Source text:
--- begin ---

Quantum Information Theory (QIS) is a further abstraction of an abstract model of real-world physics.

Context

  • QIS was first suggested by Richard Feynman as a means to model the real quantum work of subatomic interactions in Information Theory.

Information Rules

Reconstructing quantum mechanics from informational rules

  1. Information capacity: The most elementary component of all systems can carry no more than one bit of information.
  2. Locality: The state of a composite system made up of subsystems is completely determined by measurements on its subsystems.
  3. Reversibility: You can convert any "pure" states to another such state and back again.

These rules apply to classical physics if a bit can be only 1 or 0. They apply to quantum physics if a bit can have any value from 0 to 1. In other word classical = boolean logic and quantum = fuzzy logic.

Reversibility

  • The current model of physical reality (some call the model a set of laws) shows no preference between moving forward versus backwards in time. Particles' "motions" can be predicted either way.
  • What is most interesting is that Landauer's principle was originally developed in 1961 to predict the lower theoretical limit of energy consumption of computation. It holds that "any logically irreversible manipulation of information, such as the erasure of a bit or the merging of two computation paths, must be accompanied by a corresponding entropy increase in non-information-bearing degrees of freedom of the information-processing apparatus or its environment".[1] So, A reversable computation is one in which no information is erased and, in principle, may be carried out without releasing any heat.
  • In 2022 we could say the same about quantum processes.[2] In particular quantum error codes are very efficient at encoding information which comes from the fact that "quantum mechanics is reversible, and thus information must be preserved somewhere." This leads to description of how information that falls into a black hole is theoretically recoverable.
  • Since 2020 efforts to reduce the power consumption of computing are moving in the directions of reversible computing. See the wiki page on What Purpose do Clocks Serve for more information on low power computing.
  • While Physics since Hawking has held that information is preserved, it does not prevent information from disbursing to the point of irrelevance to us humans.

--- end ---

Given data:

--- begin ---

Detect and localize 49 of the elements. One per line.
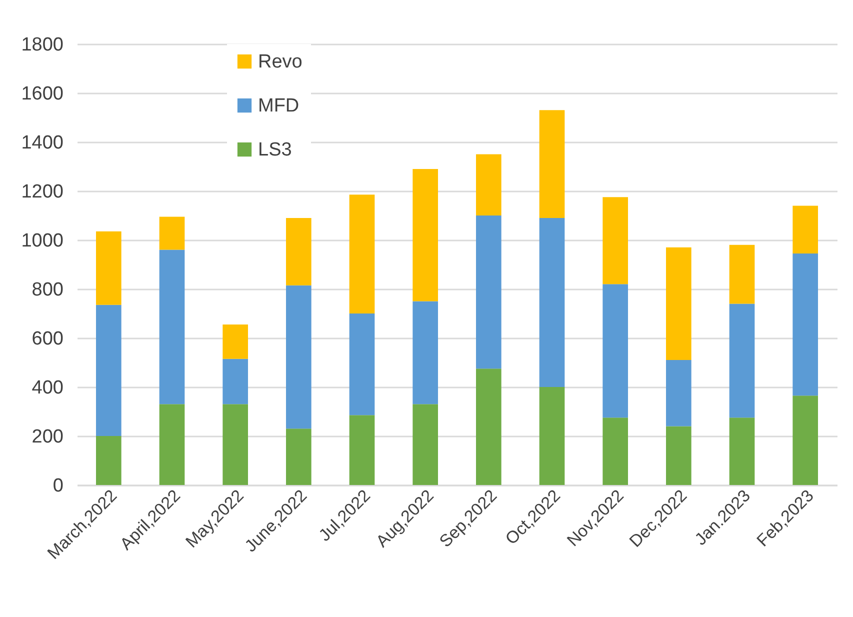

--- end ---

Task:
In the quantum information text, in what year was Landauer's principle first developed?

Solution to the problem:
1961